> [TASK REQUIREMENTS]: Copy all lines holding the word "мира" from the entries.

Extracted data entries:

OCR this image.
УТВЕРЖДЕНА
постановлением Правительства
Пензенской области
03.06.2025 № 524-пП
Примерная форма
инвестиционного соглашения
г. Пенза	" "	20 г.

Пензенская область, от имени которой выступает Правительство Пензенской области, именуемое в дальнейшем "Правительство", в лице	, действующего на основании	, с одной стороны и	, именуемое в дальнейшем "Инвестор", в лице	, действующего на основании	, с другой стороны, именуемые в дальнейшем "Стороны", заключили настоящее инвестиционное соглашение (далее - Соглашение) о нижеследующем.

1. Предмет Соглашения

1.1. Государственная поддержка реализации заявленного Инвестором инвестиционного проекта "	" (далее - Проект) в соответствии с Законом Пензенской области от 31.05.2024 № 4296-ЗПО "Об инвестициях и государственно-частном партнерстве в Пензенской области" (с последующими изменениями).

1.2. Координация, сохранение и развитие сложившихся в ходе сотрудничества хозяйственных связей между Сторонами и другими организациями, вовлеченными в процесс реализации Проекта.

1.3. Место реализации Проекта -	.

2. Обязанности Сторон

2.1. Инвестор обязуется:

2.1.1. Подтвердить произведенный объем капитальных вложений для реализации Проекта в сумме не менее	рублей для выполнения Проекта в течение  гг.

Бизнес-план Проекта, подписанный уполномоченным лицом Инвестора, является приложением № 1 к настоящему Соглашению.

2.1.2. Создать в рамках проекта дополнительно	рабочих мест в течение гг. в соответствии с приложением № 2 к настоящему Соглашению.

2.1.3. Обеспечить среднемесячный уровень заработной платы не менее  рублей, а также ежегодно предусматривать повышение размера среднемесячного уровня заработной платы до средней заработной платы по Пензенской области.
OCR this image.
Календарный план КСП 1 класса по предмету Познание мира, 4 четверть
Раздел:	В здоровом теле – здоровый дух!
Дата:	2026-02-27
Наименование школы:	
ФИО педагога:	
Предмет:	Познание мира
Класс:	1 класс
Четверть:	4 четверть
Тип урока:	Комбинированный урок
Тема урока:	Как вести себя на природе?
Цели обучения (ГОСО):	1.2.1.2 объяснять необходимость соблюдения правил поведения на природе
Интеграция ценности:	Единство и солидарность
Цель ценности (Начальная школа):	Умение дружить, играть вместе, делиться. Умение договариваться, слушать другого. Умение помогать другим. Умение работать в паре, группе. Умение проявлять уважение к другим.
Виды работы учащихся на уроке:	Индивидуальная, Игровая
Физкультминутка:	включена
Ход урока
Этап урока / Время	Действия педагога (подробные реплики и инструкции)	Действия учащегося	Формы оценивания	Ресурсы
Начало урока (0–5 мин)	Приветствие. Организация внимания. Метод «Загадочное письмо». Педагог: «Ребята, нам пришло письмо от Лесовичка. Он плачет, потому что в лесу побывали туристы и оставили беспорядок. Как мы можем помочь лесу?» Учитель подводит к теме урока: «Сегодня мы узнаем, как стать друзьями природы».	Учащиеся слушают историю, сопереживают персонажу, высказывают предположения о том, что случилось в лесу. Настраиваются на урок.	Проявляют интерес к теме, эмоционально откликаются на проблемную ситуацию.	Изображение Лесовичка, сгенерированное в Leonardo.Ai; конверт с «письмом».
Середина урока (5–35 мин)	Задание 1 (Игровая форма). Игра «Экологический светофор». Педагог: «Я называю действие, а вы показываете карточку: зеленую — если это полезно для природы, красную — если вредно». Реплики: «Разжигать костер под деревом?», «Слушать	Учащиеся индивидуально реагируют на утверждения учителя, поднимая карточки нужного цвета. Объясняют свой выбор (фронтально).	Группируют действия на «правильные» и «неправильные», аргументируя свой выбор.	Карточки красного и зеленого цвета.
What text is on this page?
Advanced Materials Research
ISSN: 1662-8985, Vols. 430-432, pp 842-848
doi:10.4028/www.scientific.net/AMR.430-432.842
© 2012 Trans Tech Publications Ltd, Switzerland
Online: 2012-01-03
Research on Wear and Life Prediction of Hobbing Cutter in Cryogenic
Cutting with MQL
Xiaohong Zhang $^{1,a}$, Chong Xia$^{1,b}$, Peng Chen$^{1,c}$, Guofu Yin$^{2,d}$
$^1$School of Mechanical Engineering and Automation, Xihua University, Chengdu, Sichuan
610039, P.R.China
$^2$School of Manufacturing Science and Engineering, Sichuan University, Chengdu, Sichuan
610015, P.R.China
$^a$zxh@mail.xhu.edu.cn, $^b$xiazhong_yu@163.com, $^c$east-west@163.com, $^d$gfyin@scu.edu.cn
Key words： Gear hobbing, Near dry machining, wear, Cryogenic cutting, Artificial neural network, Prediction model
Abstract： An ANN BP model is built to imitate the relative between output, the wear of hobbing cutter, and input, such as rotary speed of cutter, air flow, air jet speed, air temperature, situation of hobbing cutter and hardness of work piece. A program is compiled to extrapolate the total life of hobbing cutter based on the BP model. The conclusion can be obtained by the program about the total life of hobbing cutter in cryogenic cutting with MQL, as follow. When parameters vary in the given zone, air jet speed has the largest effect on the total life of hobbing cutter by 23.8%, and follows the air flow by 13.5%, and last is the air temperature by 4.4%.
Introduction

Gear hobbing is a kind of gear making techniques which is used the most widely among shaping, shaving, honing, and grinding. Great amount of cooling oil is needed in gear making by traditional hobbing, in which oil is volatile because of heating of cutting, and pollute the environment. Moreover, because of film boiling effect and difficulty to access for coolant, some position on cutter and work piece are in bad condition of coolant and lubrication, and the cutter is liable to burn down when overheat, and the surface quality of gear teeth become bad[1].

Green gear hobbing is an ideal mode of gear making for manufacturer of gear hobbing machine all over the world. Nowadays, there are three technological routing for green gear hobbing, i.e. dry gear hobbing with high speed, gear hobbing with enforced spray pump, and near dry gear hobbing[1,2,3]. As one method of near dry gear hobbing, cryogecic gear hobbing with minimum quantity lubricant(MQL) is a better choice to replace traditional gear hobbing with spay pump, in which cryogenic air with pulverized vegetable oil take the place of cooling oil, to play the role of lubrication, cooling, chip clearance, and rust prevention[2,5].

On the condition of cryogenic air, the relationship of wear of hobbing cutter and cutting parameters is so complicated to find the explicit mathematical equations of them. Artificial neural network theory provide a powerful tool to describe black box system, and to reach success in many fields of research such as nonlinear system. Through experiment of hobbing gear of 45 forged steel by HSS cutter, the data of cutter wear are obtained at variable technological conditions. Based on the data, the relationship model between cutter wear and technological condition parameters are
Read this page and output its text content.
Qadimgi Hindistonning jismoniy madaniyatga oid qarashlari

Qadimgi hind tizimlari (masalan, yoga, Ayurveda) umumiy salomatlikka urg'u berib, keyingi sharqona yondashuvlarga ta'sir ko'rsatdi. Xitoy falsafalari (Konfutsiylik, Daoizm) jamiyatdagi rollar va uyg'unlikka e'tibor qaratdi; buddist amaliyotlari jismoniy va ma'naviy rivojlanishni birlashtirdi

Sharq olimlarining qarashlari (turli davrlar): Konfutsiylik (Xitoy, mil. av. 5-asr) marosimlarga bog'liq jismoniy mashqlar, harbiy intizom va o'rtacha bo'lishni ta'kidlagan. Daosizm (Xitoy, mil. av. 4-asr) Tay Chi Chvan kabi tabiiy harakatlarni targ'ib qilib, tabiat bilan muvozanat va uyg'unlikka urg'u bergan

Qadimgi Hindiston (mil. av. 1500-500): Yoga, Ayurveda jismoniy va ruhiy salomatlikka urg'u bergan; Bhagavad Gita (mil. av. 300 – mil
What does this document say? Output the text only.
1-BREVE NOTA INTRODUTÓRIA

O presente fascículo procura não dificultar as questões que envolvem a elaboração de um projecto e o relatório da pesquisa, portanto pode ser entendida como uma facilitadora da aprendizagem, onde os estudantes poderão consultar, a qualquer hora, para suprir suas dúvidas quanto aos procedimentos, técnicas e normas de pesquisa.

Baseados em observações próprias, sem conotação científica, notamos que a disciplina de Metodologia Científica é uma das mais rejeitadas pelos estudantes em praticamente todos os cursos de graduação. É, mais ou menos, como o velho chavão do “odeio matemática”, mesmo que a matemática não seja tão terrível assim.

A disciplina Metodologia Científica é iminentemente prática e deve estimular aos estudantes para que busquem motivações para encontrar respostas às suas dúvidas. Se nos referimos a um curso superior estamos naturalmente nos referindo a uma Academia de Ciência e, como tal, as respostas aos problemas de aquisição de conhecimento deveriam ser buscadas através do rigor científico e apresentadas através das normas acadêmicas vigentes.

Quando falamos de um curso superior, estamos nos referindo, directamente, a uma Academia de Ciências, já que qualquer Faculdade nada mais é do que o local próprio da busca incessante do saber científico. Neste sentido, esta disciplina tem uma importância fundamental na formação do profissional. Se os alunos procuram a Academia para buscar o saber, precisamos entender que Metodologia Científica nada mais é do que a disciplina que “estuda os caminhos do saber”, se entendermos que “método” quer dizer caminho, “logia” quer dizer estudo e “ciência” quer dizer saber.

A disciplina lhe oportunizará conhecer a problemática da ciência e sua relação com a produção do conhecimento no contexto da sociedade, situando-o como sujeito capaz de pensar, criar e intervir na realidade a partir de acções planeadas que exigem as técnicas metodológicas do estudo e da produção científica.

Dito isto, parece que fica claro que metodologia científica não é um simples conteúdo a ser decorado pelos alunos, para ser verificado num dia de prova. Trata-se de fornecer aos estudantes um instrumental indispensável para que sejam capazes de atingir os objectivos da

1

> [RIGHT ANSWER]:
Календарный план КСП 1 класса по предмету Познание мира, 4 четверть
Предмет:	Познание мира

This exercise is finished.